GOAL:
Gather all lines in the entries below that include the word "name".

SUPPLIED RECORDS:
---
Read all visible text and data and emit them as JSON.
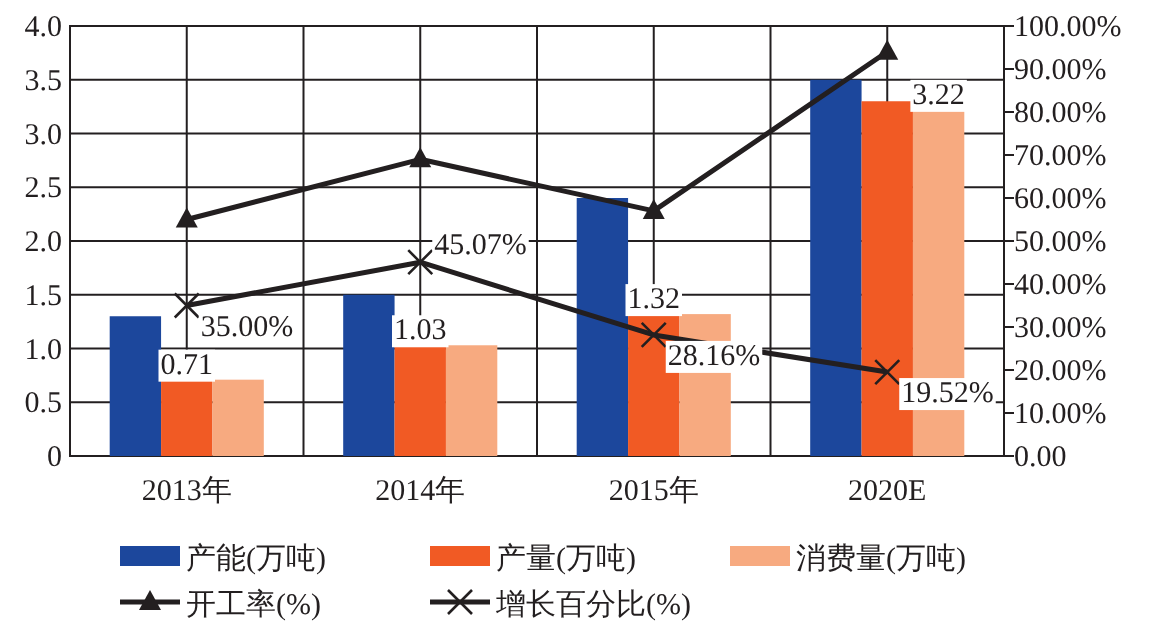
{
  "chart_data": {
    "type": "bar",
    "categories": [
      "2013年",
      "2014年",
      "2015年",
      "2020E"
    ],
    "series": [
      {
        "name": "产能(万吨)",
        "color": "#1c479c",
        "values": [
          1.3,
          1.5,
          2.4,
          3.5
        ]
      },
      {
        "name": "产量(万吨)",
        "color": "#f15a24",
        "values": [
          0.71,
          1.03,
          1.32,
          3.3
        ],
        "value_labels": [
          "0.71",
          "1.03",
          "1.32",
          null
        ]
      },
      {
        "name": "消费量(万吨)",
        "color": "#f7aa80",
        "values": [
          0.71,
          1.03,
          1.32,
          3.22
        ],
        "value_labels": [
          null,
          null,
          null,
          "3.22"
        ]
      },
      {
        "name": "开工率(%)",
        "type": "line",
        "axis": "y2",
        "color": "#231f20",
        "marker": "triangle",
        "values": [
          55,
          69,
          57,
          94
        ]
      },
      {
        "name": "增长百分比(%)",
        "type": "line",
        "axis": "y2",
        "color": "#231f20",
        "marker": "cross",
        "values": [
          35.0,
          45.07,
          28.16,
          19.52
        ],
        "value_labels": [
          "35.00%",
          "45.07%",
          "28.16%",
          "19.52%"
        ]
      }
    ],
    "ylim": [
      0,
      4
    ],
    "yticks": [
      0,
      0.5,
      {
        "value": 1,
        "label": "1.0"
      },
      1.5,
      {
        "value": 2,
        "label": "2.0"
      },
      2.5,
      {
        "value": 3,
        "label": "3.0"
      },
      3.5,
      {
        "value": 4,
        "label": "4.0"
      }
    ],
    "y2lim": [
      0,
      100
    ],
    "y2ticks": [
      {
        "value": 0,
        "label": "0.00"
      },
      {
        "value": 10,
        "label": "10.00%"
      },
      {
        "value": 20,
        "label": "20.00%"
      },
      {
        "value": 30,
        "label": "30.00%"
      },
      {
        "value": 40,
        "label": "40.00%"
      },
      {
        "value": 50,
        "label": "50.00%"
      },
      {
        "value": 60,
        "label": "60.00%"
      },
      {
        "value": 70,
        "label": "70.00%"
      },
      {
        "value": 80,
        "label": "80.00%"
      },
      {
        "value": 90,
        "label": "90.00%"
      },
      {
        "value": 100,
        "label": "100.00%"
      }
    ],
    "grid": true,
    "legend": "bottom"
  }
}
---
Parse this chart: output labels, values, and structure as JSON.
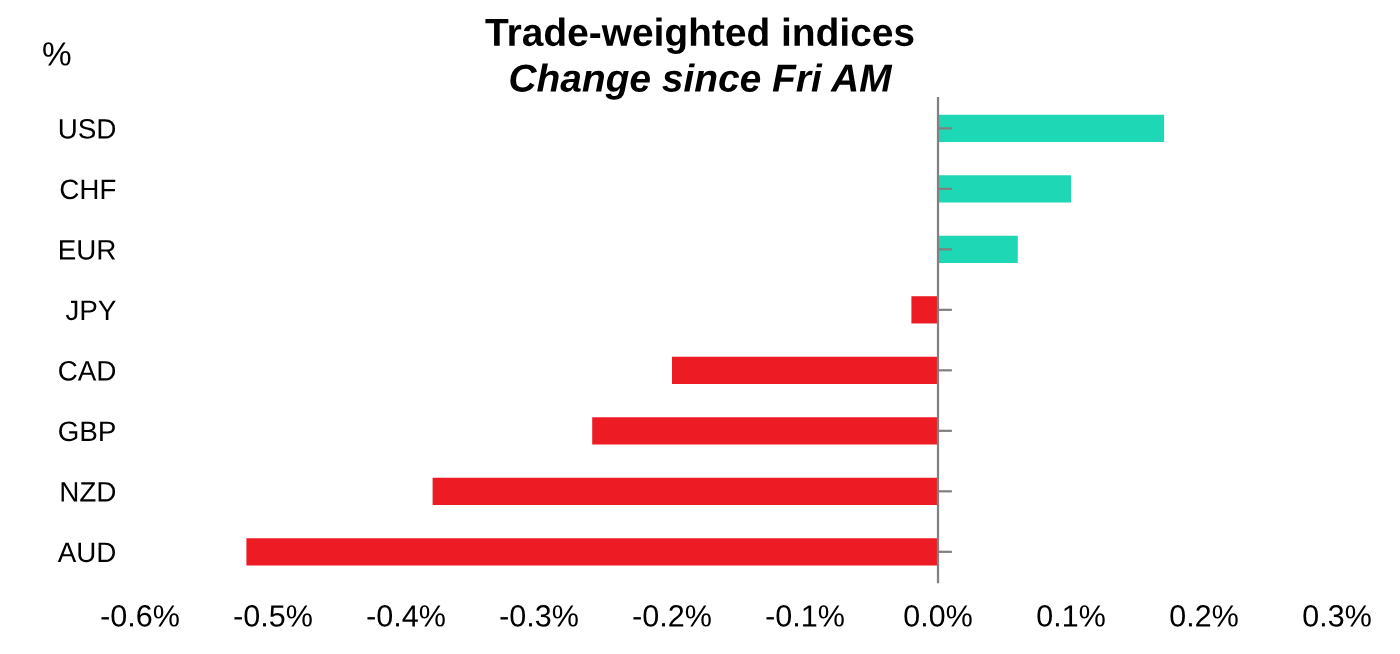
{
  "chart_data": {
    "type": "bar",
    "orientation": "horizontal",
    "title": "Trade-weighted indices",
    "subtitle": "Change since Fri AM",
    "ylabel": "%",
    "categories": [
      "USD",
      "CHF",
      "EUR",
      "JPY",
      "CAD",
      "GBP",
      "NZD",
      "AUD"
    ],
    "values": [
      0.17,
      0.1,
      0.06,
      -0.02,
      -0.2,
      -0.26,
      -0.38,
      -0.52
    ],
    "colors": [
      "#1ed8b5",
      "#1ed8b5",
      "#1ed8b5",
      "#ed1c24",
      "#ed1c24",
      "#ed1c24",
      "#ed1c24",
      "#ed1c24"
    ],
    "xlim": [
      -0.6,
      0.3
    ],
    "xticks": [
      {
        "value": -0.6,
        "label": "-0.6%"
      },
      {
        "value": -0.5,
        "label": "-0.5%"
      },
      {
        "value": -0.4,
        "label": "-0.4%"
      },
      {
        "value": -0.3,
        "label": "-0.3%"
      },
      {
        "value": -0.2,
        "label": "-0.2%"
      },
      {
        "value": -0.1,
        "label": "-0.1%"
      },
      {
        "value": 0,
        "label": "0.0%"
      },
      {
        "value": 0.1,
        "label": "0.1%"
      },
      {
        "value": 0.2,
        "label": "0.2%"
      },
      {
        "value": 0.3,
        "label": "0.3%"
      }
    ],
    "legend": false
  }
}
---
EXERCISE OUTPUT:
        "name": "产能(万吨)",
        "name": "产量(万吨)",
        "name": "消费量(万吨)",
        "name": "开工率(%)",
        "name": "增长百分比(%)",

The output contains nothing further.